Begin

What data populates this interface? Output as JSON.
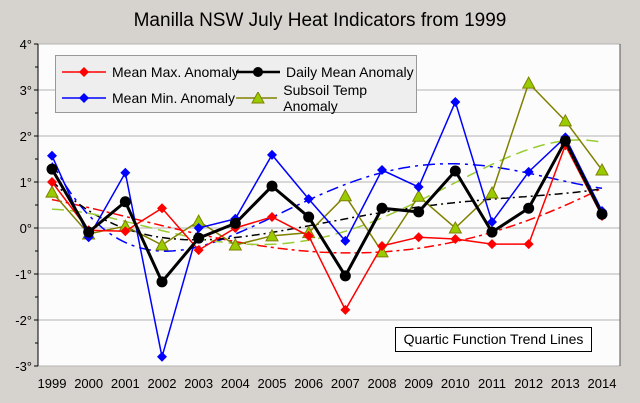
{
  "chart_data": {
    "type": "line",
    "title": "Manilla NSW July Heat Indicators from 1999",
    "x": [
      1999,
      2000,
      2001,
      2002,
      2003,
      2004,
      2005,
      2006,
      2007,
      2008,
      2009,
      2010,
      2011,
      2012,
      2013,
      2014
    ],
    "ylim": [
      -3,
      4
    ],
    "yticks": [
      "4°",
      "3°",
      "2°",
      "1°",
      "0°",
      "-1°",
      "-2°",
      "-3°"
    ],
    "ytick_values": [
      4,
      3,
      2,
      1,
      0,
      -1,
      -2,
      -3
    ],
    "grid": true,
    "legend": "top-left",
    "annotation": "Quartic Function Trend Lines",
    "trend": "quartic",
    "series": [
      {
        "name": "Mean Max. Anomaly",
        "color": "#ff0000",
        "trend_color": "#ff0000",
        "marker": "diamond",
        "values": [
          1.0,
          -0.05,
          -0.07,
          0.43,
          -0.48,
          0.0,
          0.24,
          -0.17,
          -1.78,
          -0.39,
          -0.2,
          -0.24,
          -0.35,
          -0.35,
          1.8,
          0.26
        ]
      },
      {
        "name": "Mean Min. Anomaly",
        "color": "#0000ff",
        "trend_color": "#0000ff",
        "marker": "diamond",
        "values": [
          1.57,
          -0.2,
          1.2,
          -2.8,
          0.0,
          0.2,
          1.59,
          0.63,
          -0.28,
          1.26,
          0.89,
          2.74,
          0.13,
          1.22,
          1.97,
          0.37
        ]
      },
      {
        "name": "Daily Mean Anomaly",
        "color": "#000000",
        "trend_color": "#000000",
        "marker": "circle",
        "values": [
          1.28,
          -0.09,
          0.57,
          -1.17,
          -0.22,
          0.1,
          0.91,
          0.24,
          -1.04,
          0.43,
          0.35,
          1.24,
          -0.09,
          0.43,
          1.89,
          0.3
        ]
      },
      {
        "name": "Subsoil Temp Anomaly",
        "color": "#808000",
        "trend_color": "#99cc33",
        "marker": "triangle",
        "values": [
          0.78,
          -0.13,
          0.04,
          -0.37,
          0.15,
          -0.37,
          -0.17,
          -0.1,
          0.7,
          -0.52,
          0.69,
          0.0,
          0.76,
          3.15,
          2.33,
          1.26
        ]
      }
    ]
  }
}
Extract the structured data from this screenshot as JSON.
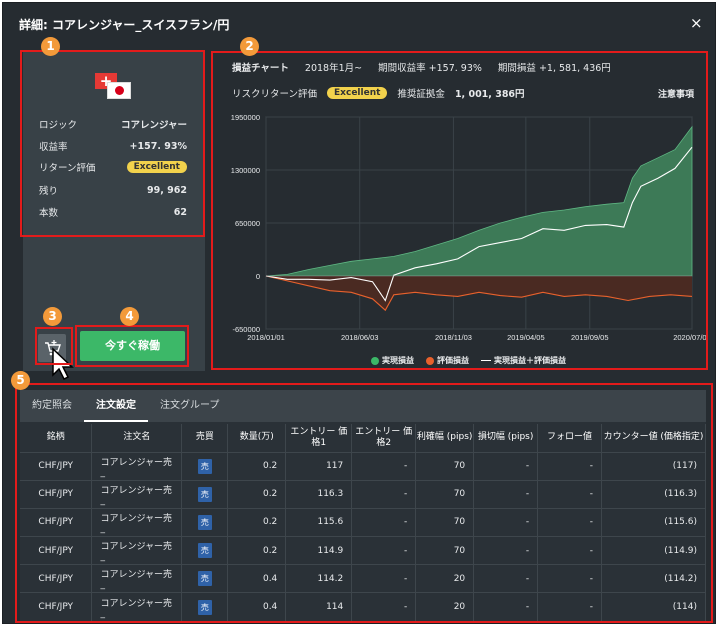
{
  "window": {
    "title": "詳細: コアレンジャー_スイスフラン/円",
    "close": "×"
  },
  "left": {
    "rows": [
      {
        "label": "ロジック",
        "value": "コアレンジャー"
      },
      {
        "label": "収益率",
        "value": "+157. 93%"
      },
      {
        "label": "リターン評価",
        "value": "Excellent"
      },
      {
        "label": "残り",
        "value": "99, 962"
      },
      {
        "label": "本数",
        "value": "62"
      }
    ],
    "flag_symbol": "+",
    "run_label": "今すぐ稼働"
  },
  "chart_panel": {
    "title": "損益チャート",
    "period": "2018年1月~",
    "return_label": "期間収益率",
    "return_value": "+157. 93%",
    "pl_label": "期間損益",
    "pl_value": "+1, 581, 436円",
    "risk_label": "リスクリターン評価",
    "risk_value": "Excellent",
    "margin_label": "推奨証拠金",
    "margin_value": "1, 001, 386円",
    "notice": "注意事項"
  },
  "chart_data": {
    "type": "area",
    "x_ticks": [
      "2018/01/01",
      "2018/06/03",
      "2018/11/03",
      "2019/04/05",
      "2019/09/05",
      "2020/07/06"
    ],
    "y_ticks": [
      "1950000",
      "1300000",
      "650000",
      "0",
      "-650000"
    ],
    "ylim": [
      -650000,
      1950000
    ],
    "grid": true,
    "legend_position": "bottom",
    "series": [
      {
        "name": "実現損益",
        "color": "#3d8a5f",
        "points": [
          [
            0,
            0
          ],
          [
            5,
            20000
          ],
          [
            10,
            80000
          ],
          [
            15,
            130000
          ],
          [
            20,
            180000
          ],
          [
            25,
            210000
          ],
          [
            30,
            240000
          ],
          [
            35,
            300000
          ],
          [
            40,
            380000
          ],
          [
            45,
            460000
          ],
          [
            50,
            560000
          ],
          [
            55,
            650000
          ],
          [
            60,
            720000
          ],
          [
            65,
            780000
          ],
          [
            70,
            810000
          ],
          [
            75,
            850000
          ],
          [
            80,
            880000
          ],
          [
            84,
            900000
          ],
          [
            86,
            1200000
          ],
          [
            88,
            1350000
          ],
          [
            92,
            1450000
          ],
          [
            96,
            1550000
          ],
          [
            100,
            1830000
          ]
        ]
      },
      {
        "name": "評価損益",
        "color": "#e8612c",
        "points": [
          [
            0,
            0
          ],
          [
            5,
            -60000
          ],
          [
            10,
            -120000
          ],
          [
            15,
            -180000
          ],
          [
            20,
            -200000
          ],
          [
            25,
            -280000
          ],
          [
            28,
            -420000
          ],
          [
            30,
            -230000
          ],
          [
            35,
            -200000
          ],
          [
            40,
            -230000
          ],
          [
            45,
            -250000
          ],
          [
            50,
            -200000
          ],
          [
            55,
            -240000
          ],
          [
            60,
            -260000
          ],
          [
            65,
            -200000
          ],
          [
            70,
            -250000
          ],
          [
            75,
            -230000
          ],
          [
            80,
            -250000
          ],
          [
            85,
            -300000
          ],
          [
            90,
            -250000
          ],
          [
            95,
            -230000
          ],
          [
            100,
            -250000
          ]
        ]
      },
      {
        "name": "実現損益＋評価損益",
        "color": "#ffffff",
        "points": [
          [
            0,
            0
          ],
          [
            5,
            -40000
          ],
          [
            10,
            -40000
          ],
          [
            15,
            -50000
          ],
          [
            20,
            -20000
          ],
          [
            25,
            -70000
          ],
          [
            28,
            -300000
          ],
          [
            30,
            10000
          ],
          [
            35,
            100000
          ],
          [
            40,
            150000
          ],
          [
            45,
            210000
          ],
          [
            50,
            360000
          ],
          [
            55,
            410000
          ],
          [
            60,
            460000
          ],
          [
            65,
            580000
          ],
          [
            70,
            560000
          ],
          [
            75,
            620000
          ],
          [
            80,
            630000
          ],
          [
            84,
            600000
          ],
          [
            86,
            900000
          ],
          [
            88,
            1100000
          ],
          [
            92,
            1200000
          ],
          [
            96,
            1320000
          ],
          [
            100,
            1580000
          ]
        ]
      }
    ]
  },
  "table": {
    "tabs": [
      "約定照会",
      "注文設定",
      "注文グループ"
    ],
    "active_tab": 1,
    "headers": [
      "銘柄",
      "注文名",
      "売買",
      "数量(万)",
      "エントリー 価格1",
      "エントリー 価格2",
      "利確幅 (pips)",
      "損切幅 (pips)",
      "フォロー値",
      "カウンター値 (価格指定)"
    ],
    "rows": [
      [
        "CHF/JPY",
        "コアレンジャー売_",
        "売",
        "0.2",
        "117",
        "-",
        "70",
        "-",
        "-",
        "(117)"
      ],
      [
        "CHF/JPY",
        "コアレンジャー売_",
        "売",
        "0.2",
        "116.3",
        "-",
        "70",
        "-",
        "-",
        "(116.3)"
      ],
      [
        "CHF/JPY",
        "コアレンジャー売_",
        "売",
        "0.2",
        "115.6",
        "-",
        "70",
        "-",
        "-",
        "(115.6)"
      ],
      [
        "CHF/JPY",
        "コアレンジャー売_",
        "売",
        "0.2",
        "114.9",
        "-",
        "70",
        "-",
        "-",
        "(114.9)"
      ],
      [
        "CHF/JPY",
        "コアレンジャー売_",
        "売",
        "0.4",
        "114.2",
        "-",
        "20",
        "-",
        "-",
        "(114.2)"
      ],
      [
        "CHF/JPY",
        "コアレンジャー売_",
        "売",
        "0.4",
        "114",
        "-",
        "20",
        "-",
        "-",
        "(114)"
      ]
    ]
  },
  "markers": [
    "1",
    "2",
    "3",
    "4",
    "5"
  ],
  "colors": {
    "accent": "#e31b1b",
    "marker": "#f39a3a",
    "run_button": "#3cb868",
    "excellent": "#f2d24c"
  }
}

End

* [Aim]:
Go through the listing above and locate each line that holds the word "from". Copy those lines.

* [Task answer]:
    "title": "Manilla NSW July Heat Indicators from 1999",
Extract the structured data from this screenshot as JSON.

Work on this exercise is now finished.